Given task.
Write out the full listing again, exactly as it stands.

Task inputs.
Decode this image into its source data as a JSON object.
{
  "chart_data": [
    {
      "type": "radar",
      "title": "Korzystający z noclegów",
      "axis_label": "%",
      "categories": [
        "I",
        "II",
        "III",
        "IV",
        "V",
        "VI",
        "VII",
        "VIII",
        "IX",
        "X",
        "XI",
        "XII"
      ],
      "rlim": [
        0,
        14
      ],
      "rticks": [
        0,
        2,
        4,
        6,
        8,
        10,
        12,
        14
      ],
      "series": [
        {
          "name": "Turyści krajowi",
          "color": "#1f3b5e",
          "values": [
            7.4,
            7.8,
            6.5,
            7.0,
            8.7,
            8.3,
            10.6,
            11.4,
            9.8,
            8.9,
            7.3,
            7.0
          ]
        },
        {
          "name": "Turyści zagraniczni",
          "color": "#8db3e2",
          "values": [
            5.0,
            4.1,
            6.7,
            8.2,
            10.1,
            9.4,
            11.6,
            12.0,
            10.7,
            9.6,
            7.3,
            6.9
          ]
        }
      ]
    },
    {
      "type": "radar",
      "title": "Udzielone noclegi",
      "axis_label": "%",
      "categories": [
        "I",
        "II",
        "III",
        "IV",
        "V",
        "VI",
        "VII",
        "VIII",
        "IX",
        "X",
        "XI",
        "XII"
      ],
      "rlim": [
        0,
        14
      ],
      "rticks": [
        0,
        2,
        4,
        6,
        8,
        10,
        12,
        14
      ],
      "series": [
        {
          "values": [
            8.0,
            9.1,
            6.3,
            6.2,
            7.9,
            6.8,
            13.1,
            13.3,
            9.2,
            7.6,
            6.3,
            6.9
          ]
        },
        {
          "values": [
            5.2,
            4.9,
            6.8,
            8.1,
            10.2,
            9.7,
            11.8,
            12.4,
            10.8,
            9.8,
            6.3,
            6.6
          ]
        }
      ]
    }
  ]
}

Worked answer.
Decode this image into its source data as a JSON object.
{
  "chart_data": [
    {
      "type": "radar",
      "title": "Korzystający z noclegów",
      "axis_label": "%",
      "categories": [
        "I",
        "II",
        "III",
        "IV",
        "V",
        "VI",
        "VII",
        "VIII",
        "IX",
        "X",
        "XI",
        "XII"
      ],
      "rlim": [
        0,
        14
      ],
      "rticks": [
        0,
        2,
        4,
        6,
        8,
        10,
        12,
        14
      ],
      "series": [
        {
          "name": "Turyści krajowi",
          "color": "#1f3b5e",
          "values": [
            7.4,
            7.8,
            6.5,
            7.0,
            8.7,
            8.3,
            10.6,
            11.4,
            9.8,
            8.9,
            7.3,
            7.0
          ]
        },
        {
          "name": "Turyści zagraniczni",
          "color": "#8db3e2",
          "values": [
            5.0,
            4.1,
            6.7,
            8.2,
            10.1,
            9.4,
            11.6,
            12.0,
            10.7,
            9.6,
            7.3,
            6.9
          ]
        }
      ]
    },
    {
      "type": "radar",
      "title": "Udzielone noclegi",
      "axis_label": "%",
      "categories": [
        "I",
        "II",
        "III",
        "IV",
        "V",
        "VI",
        "VII",
        "VIII",
        "IX",
        "X",
        "XI",
        "XII"
      ],
      "rlim": [
        0,
        14
      ],
      "rticks": [
        0,
        2,
        4,
        6,
        8,
        10,
        12,
        14
      ],
      "series": [
        {
          "values": [
            8.0,
            9.1,
            6.3,
            6.2,
            7.9,
            6.8,
            13.1,
            13.3,
            9.2,
            7.6,
            6.3,
            6.9
          ]
        },
        {
          "values": [
            5.2,
            4.9,
            6.8,
            8.1,
            10.2,
            9.7,
            11.8,
            12.4,
            10.8,
            9.8,
            6.3,
            6.6
          ]
        }
      ]
    }
  ]
}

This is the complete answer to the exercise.